Exercise material:

↓↓↓

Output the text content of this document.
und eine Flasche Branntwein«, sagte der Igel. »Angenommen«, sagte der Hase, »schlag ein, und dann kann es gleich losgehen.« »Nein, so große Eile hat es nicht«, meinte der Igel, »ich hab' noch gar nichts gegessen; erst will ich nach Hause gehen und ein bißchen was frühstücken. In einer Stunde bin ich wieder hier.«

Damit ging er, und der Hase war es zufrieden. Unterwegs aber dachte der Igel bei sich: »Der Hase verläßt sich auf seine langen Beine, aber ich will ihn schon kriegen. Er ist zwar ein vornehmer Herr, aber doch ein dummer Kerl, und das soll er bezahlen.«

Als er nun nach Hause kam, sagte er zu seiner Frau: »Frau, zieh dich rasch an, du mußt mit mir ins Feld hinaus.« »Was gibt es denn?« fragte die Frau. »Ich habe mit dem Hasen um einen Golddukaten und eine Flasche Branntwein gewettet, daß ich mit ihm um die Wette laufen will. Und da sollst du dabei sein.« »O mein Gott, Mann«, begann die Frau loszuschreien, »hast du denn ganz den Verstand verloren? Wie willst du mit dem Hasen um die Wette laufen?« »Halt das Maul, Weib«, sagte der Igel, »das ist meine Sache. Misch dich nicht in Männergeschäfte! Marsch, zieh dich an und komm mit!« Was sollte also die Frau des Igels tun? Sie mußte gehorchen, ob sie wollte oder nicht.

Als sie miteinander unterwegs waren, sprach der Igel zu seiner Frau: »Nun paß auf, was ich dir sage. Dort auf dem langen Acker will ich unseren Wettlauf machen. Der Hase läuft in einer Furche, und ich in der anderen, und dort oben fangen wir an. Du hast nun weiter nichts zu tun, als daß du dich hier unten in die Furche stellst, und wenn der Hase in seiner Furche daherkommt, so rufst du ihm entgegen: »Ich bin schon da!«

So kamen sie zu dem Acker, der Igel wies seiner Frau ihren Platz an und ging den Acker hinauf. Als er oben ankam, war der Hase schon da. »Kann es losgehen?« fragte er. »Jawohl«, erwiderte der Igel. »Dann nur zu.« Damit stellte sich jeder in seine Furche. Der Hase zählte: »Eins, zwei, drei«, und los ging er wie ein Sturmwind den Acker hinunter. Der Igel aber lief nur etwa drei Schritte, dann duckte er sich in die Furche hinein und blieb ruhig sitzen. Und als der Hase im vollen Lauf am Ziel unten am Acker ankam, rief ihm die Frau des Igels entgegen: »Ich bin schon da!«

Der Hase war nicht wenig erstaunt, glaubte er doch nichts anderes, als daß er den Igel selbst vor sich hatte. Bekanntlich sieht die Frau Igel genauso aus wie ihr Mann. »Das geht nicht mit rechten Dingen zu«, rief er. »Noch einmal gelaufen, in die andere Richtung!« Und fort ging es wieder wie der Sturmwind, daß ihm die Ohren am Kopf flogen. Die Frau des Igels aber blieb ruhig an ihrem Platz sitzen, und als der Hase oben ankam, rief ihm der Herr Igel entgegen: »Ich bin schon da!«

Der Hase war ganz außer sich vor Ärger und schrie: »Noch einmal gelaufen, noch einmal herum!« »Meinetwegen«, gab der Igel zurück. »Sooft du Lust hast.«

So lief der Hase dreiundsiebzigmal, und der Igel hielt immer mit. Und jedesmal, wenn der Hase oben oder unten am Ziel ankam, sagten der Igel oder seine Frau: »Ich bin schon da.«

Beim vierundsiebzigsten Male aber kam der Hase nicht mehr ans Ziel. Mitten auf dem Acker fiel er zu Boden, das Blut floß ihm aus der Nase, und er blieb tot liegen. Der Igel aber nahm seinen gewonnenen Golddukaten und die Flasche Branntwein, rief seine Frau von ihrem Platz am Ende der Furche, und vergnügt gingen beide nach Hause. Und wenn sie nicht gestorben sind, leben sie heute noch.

↑↑↑

Exercise brief: Count up the lines above that include the string "wenn" and report nothing but that number.

Answer area: 3